CHALLENGE: Filter this material down to the lines that hold "Lexico", copying each one.
START DATA FOR THE TASK
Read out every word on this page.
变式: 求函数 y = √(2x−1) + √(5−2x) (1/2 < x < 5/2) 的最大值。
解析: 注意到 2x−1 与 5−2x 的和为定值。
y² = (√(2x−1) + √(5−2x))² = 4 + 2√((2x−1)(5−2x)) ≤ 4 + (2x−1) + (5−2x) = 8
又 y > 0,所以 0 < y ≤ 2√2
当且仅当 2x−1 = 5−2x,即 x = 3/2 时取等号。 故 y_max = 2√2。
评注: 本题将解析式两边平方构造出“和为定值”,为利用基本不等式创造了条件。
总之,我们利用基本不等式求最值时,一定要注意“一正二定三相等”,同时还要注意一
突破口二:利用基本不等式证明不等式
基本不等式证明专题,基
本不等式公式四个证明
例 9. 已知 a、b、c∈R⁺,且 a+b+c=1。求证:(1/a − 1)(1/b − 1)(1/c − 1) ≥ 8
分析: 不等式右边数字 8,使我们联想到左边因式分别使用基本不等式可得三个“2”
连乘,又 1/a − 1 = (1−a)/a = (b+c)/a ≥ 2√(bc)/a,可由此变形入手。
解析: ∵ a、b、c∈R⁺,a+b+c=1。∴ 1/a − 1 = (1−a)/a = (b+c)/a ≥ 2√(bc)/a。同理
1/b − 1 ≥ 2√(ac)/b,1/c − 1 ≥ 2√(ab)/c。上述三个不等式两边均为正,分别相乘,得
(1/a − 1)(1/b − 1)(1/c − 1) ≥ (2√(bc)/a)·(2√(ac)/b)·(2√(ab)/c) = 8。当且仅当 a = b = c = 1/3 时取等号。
END DATA FOR THE TASK
START DATA FOR THE TASK
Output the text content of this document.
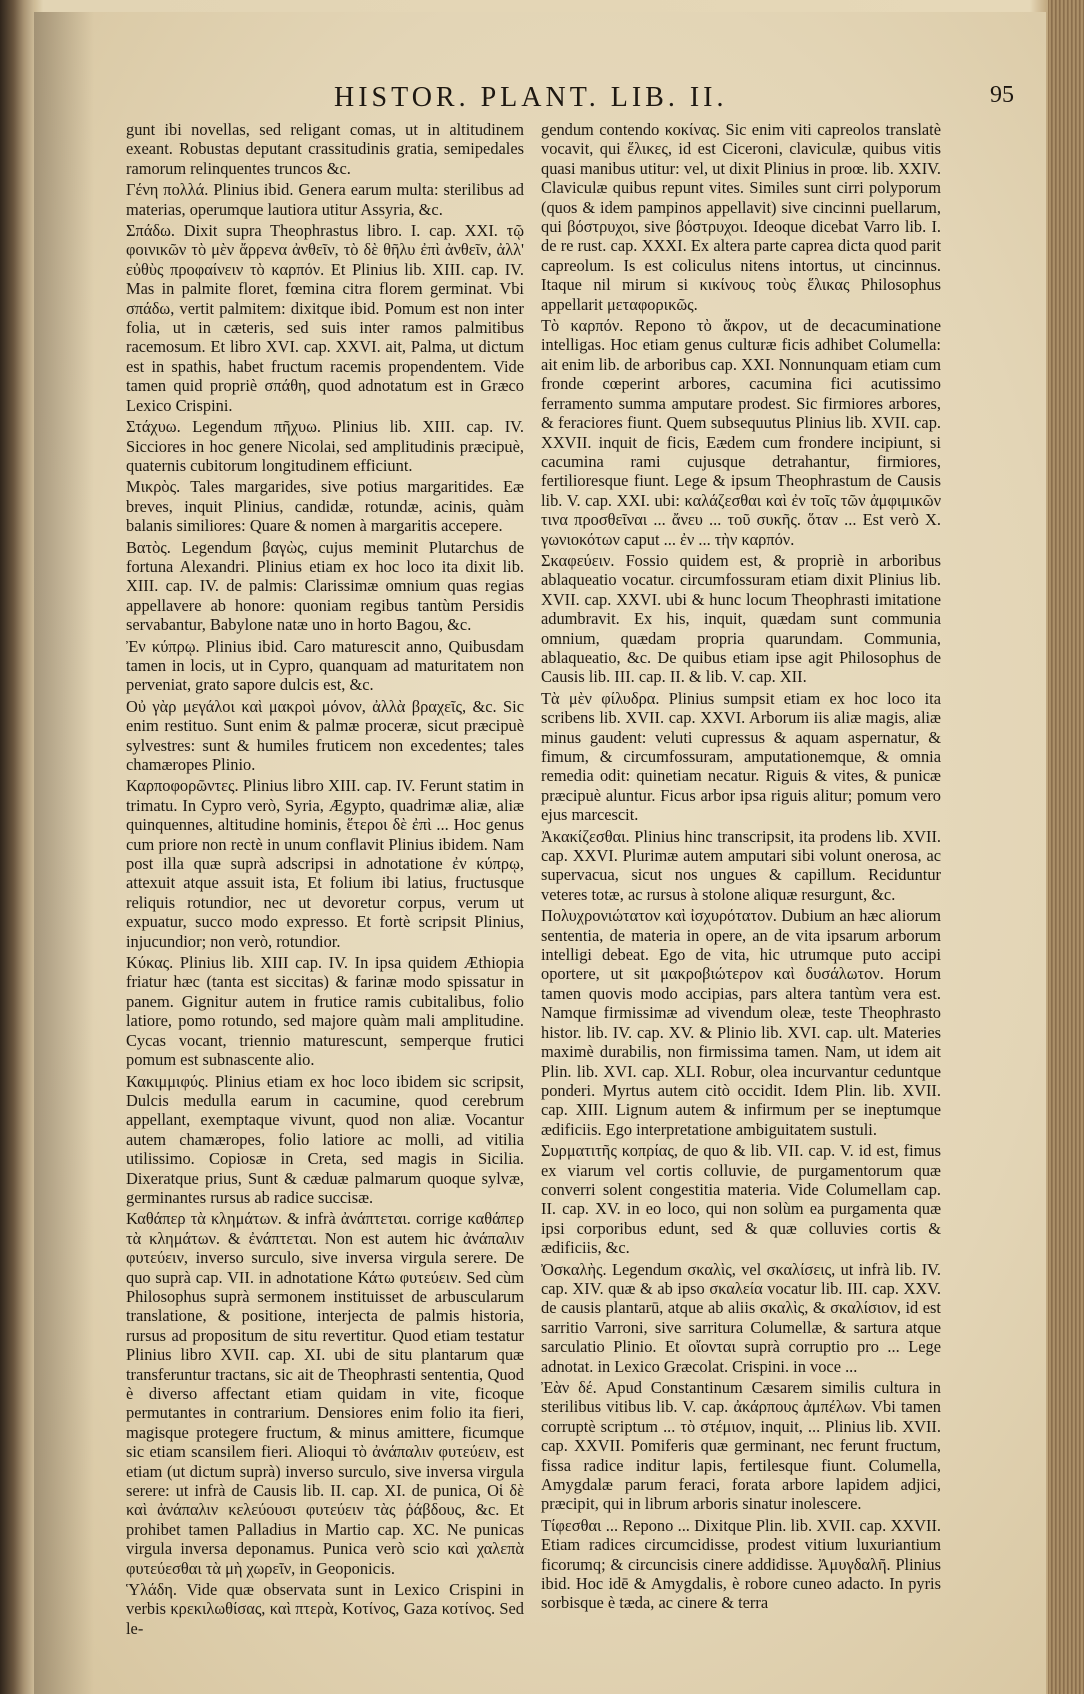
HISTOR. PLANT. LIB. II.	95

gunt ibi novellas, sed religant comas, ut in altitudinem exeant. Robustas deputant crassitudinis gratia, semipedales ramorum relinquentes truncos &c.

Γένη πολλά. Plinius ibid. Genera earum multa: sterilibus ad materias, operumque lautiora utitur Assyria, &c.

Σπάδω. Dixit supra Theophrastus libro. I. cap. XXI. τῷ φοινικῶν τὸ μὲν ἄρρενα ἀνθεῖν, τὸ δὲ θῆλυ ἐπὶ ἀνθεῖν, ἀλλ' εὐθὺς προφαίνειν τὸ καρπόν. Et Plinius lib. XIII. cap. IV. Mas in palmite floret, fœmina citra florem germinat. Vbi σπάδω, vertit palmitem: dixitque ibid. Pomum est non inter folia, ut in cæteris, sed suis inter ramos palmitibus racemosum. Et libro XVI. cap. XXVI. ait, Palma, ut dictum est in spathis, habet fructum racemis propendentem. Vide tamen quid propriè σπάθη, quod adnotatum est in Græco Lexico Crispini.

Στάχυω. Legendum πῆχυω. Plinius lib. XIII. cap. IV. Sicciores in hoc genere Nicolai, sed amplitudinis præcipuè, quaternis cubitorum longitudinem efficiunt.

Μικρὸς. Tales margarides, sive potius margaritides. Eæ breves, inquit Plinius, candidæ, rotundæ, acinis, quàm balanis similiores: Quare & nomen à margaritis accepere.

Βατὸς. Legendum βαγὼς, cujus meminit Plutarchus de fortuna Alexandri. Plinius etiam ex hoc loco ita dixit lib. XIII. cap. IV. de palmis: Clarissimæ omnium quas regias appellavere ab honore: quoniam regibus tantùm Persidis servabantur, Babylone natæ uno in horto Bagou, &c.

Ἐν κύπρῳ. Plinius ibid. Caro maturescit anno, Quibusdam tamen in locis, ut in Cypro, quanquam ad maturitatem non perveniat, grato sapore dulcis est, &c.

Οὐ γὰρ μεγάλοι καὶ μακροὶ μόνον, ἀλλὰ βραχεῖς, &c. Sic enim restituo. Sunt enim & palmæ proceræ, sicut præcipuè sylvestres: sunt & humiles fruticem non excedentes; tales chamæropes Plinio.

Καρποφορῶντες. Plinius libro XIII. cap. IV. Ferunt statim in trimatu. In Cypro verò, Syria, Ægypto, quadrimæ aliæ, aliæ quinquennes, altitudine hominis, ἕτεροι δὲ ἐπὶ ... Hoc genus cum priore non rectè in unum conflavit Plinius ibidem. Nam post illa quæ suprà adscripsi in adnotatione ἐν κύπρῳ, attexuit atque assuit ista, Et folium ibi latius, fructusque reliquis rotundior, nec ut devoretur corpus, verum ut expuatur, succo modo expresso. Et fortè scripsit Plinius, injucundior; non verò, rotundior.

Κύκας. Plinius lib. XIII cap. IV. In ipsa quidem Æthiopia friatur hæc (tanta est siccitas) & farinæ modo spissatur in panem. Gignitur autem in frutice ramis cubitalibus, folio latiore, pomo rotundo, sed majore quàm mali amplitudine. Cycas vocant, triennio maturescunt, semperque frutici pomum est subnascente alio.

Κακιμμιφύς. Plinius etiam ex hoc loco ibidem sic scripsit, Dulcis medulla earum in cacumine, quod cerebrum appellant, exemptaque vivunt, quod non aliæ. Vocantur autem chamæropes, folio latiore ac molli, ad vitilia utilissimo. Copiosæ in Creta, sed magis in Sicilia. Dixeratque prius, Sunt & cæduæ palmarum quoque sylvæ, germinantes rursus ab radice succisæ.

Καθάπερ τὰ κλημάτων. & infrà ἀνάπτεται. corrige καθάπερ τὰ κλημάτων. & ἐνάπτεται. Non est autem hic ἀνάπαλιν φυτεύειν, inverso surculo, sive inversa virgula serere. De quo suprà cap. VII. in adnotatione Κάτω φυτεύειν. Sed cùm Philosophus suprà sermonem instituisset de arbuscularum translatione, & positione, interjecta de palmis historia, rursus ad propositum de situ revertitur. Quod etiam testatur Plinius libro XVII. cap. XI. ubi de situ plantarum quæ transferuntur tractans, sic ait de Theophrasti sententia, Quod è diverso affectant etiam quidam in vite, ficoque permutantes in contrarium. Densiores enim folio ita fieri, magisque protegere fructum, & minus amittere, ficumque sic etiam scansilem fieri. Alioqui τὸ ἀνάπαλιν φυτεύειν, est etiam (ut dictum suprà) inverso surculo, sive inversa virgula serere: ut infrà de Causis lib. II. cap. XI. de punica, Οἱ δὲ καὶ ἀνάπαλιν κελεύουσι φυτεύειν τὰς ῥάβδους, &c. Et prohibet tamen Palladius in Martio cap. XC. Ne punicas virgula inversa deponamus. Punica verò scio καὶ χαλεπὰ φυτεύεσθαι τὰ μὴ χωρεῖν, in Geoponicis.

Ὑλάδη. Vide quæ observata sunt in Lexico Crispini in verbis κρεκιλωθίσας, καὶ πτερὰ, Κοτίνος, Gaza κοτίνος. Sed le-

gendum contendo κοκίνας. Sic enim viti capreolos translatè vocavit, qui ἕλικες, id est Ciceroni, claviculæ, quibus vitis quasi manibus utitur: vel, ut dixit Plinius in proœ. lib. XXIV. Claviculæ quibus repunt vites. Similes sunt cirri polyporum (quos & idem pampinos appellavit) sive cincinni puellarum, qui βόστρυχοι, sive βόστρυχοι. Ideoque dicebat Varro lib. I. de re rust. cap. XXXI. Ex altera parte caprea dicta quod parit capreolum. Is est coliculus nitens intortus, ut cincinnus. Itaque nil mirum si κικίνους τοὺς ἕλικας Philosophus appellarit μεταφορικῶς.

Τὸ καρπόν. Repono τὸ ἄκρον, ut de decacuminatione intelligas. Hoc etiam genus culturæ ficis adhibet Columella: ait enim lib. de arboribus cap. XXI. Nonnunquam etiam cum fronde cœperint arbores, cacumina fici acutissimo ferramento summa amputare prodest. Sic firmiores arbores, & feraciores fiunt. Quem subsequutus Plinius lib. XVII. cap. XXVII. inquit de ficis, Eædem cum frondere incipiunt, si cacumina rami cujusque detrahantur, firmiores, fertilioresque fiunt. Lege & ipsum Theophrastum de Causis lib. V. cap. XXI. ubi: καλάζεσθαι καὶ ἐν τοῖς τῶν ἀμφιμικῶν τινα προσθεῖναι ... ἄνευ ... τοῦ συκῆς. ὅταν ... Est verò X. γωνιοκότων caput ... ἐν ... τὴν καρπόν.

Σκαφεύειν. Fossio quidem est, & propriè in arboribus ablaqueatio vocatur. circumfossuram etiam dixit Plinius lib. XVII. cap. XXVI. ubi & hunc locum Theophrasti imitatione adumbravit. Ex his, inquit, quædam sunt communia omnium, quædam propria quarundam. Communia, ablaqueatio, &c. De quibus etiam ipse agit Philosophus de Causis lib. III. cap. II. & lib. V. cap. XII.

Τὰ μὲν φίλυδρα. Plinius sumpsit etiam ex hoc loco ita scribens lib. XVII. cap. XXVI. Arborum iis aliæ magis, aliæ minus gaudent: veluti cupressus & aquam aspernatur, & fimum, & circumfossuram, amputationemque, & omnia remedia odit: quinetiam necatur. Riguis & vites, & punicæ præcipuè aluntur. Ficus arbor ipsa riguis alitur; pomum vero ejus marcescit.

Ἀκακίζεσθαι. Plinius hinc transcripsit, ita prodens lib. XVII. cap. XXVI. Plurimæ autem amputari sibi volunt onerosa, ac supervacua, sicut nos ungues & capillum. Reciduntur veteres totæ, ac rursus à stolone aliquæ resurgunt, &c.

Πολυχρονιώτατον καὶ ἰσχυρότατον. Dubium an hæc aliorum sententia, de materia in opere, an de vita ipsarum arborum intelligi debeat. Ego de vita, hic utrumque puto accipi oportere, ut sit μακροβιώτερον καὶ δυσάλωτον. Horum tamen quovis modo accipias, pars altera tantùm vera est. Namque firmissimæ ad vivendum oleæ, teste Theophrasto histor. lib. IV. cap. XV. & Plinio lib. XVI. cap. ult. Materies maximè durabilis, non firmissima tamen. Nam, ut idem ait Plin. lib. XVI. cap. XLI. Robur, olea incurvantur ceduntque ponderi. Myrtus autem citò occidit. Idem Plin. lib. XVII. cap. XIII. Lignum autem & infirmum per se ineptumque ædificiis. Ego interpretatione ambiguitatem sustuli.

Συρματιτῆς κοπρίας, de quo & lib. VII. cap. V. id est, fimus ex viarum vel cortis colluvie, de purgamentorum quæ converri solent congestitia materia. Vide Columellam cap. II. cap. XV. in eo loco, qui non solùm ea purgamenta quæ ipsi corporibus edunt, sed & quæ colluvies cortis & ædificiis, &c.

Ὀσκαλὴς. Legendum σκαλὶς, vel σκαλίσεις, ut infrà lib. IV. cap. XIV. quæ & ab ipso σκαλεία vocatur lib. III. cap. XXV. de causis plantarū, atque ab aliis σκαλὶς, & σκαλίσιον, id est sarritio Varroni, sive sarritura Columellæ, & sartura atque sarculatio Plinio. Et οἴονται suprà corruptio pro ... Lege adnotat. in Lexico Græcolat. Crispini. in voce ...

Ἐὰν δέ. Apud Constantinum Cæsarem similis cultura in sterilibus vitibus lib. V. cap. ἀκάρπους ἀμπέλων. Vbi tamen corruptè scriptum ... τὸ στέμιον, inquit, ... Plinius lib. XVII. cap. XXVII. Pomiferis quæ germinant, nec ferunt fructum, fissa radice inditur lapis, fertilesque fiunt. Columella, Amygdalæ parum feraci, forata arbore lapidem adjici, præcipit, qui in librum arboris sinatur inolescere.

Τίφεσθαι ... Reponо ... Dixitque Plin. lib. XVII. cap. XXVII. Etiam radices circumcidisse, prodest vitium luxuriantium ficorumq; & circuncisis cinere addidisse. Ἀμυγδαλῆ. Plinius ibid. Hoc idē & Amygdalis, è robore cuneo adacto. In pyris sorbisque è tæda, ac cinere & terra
END DATA FOR THE TASK
START DATA FOR THE TASK
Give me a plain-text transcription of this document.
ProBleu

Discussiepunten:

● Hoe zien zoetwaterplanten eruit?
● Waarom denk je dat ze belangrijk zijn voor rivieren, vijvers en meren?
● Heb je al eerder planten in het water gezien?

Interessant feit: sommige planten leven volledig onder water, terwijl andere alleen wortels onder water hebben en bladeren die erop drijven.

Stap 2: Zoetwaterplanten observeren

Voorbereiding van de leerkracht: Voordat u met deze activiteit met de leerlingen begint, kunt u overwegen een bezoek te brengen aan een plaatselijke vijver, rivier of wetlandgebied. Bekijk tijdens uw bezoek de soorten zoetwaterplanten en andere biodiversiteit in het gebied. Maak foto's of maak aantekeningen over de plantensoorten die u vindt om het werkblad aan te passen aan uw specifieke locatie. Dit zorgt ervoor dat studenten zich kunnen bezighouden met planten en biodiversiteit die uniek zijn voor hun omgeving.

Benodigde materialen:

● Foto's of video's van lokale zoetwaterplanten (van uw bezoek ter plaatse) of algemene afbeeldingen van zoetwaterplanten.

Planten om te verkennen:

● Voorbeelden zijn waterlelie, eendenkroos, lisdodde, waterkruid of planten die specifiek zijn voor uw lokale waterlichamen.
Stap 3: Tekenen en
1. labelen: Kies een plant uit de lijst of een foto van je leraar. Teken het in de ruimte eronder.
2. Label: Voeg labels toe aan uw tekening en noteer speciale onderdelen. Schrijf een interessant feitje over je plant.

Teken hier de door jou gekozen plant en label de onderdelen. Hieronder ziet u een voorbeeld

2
END DATA FOR THE TASK
COMPLETED EXERCISE:
Σπάδω. Dixit supra Theophrastus libro. I. cap. XXI. τῷ φοινικῶν τὸ μὲν ἄρρενα ἀνθεῖν, τὸ δὲ θῆλυ ἐπὶ ἀνθεῖν, ἀλλ' εὐθὺς προφαίνειν τὸ καρπόν. Et Plinius lib. XIII. cap. IV. Mas in palmite floret, fœmina citra florem germinat. Vbi σπάδω, vertit palmitem: dixitque ibid. Pomum est non inter folia, ut in cæteris, sed suis inter ramos palmitibus racemosum. Et libro XVI. cap. XXVI. ait, Palma, ut dictum est in spathis, habet fructum racemis propendentem. Vide tamen quid propriè σπάθη, quod adnotatum est in Græco Lexico Crispini.
Ὑλάδη. Vide quæ observata sunt in Lexico Crispini in verbis κρεκιλωθίσας, καὶ πτερὰ, Κοτίνος, Gaza κοτίνος. Sed le-
Ὀσκαλὴς. Legendum σκαλὶς, vel σκαλίσεις, ut infrà lib. IV. cap. XIV. quæ & ab ipso σκαλεία vocatur lib. III. cap. XXV. de causis plantarū, atque ab aliis σκαλὶς, & σκαλίσιον, id est sarritio Varroni, sive sarritura Columellæ, & sartura atque sarculatio Plinio. Et οἴονται suprà corruptio pro ... Lege adnotat. in Lexico Græcolat. Crispini. in voce ...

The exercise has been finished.